[Dataset items]
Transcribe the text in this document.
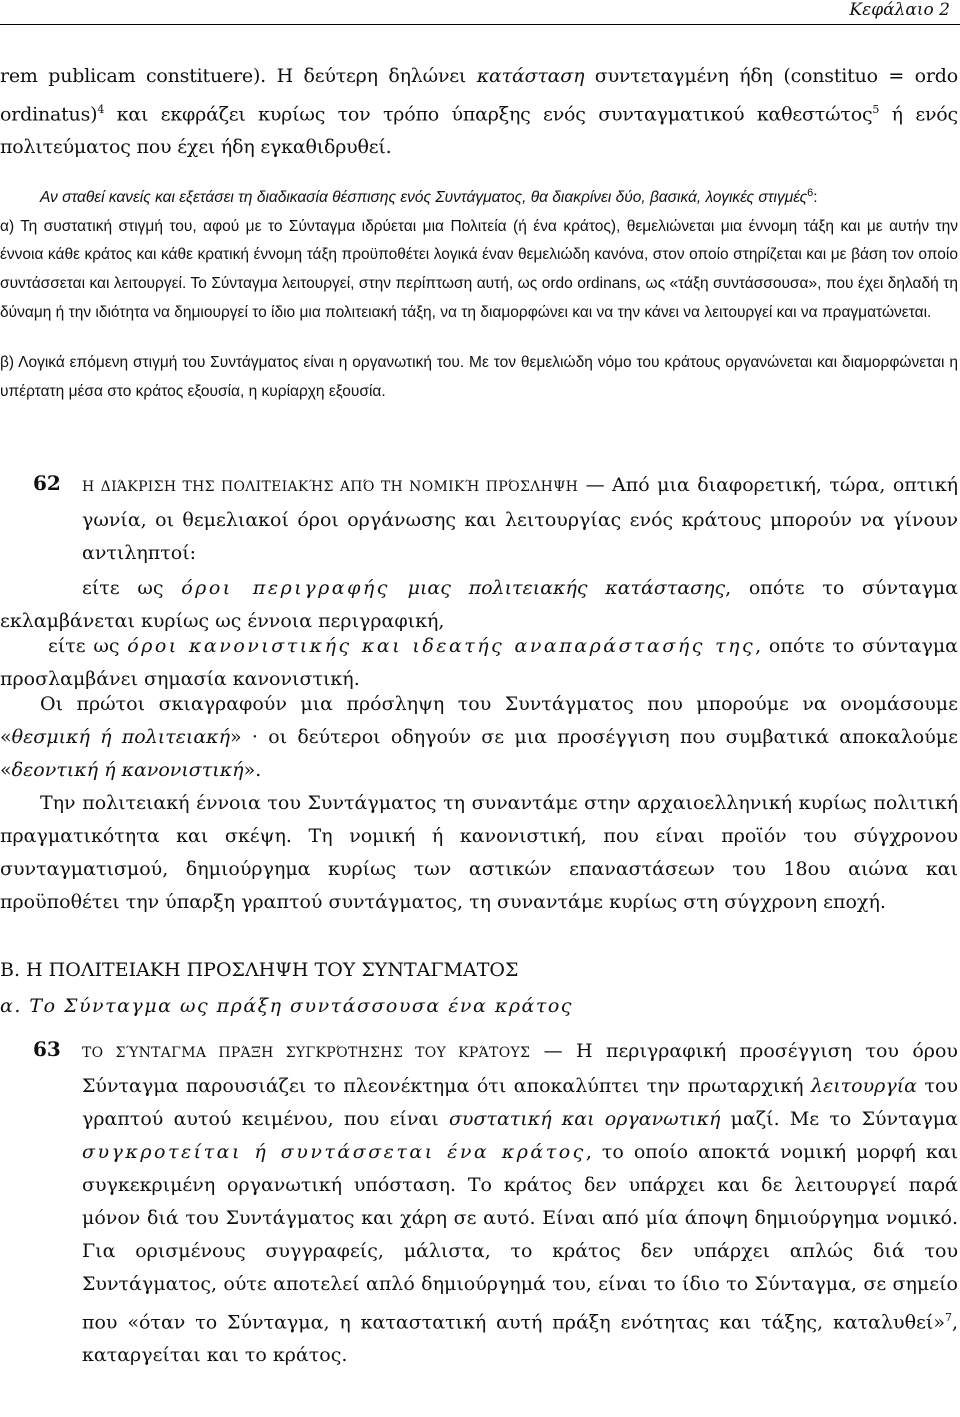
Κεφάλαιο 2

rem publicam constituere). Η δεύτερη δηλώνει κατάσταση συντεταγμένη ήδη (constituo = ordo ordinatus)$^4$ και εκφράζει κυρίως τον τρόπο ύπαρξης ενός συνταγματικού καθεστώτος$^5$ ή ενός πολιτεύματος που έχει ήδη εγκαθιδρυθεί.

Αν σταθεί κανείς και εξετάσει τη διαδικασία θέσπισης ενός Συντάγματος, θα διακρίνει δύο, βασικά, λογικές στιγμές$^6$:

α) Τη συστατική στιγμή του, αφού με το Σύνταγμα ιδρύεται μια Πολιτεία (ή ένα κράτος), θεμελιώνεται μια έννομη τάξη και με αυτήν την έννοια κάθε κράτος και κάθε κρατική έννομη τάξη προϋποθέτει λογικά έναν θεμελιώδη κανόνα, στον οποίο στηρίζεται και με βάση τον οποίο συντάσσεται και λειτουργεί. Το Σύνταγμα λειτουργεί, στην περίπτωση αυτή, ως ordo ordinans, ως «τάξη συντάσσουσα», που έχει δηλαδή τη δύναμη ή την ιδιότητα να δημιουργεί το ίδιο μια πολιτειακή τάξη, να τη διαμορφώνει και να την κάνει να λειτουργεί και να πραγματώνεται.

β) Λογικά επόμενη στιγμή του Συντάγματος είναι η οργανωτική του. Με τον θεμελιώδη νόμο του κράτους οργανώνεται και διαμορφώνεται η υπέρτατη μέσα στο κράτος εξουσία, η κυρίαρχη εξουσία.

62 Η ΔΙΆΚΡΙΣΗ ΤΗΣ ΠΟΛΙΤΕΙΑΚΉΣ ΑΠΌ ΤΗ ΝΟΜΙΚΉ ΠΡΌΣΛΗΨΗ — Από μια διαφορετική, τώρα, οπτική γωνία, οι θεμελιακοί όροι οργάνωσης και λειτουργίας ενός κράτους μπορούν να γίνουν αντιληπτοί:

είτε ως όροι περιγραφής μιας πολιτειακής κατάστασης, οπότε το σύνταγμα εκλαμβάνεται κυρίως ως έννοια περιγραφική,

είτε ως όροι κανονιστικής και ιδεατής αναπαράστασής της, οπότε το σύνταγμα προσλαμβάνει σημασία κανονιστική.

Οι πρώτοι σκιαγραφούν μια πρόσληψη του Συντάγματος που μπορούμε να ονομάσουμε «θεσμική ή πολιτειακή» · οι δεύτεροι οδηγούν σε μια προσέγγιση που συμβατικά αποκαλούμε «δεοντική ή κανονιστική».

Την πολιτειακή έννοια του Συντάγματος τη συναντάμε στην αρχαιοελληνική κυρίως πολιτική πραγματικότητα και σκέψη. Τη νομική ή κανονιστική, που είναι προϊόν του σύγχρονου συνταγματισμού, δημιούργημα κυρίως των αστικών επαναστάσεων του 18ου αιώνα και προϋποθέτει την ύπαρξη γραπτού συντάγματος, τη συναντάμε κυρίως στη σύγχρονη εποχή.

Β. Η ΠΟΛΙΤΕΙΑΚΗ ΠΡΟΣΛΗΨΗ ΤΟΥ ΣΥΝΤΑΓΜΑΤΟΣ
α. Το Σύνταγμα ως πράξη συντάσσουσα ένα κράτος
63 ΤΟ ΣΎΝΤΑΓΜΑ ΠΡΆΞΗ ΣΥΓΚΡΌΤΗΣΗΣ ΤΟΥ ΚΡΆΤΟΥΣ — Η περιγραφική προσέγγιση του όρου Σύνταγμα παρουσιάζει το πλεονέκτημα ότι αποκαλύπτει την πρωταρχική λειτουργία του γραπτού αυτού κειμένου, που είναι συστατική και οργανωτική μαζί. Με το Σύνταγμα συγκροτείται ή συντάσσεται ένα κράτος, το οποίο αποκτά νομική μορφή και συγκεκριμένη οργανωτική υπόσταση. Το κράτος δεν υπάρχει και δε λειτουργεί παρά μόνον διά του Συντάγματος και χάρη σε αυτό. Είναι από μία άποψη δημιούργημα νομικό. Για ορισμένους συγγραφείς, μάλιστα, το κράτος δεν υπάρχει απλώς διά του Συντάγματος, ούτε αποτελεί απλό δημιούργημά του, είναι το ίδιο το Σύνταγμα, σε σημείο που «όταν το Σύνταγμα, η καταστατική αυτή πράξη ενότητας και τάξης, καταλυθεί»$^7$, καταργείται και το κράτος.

INSTRUCTIONS TO FOLLOW:
From the listing above, print every entry precisely and drop the pictures.

SOLUTION:
Transcribe the text in this document.
Κεφάλαιο 2

rem publicam constituere). Η δεύτερη δηλώνει κατάσταση συντεταγμένη ήδη (constituo = ordo ordinatus)$^4$ και εκφράζει κυρίως τον τρόπο ύπαρξης ενός συνταγματικού καθεστώτος$^5$ ή ενός πολιτεύματος που έχει ήδη εγκαθιδρυθεί.

Αν σταθεί κανείς και εξετάσει τη διαδικασία θέσπισης ενός Συντάγματος, θα διακρίνει δύο, βασικά, λογικές στιγμές$^6$:

α) Τη συστατική στιγμή του, αφού με το Σύνταγμα ιδρύεται μια Πολιτεία (ή ένα κράτος), θεμελιώνεται μια έννομη τάξη και με αυτήν την έννοια κάθε κράτος και κάθε κρατική έννομη τάξη προϋποθέτει λογικά έναν θεμελιώδη κανόνα, στον οποίο στηρίζεται και με βάση τον οποίο συντάσσεται και λειτουργεί. Το Σύνταγμα λειτουργεί, στην περίπτωση αυτή, ως ordo ordinans, ως «τάξη συντάσσουσα», που έχει δηλαδή τη δύναμη ή την ιδιότητα να δημιουργεί το ίδιο μια πολιτειακή τάξη, να τη διαμορφώνει και να την κάνει να λειτουργεί και να πραγματώνεται.

β) Λογικά επόμενη στιγμή του Συντάγματος είναι η οργανωτική του. Με τον θεμελιώδη νόμο του κράτους οργανώνεται και διαμορφώνεται η υπέρτατη μέσα στο κράτος εξουσία, η κυρίαρχη εξουσία.

62 Η ΔΙΆΚΡΙΣΗ ΤΗΣ ΠΟΛΙΤΕΙΑΚΉΣ ΑΠΌ ΤΗ ΝΟΜΙΚΉ ΠΡΌΣΛΗΨΗ — Από μια διαφορετική, τώρα, οπτική γωνία, οι θεμελιακοί όροι οργάνωσης και λειτουργίας ενός κράτους μπορούν να γίνουν αντιληπτοί:

είτε ως όροι περιγραφής μιας πολιτειακής κατάστασης, οπότε το σύνταγμα εκλαμβάνεται κυρίως ως έννοια περιγραφική,

είτε ως όροι κανονιστικής και ιδεατής αναπαράστασής της, οπότε το σύνταγμα προσλαμβάνει σημασία κανονιστική.

Οι πρώτοι σκιαγραφούν μια πρόσληψη του Συντάγματος που μπορούμε να ονομάσουμε «θεσμική ή πολιτειακή» · οι δεύτεροι οδηγούν σε μια προσέγγιση που συμβατικά αποκαλούμε «δεοντική ή κανονιστική».

Την πολιτειακή έννοια του Συντάγματος τη συναντάμε στην αρχαιοελληνική κυρίως πολιτική πραγματικότητα και σκέψη. Τη νομική ή κανονιστική, που είναι προϊόν του σύγχρονου συνταγματισμού, δημιούργημα κυρίως των αστικών επαναστάσεων του 18ου αιώνα και προϋποθέτει την ύπαρξη γραπτού συντάγματος, τη συναντάμε κυρίως στη σύγχρονη εποχή.

Β. Η ΠΟΛΙΤΕΙΑΚΗ ΠΡΟΣΛΗΨΗ ΤΟΥ ΣΥΝΤΑΓΜΑΤΟΣ
α. Το Σύνταγμα ως πράξη συντάσσουσα ένα κράτος
63 ΤΟ ΣΎΝΤΑΓΜΑ ΠΡΆΞΗ ΣΥΓΚΡΌΤΗΣΗΣ ΤΟΥ ΚΡΆΤΟΥΣ — Η περιγραφική προσέγγιση του όρου Σύνταγμα παρουσιάζει το πλεονέκτημα ότι αποκαλύπτει την πρωταρχική λειτουργία του γραπτού αυτού κειμένου, που είναι συστατική και οργανωτική μαζί. Με το Σύνταγμα συγκροτείται ή συντάσσεται ένα κράτος, το οποίο αποκτά νομική μορφή και συγκεκριμένη οργανωτική υπόσταση. Το κράτος δεν υπάρχει και δε λειτουργεί παρά μόνον διά του Συντάγματος και χάρη σε αυτό. Είναι από μία άποψη δημιούργημα νομικό. Για ορισμένους συγγραφείς, μάλιστα, το κράτος δεν υπάρχει απλώς διά του Συντάγματος, ούτε αποτελεί απλό δημιούργημά του, είναι το ίδιο το Σύνταγμα, σε σημείο που «όταν το Σύνταγμα, η καταστατική αυτή πράξη ενότητας και τάξης, καταλυθεί»$^7$, καταργείται και το κράτος.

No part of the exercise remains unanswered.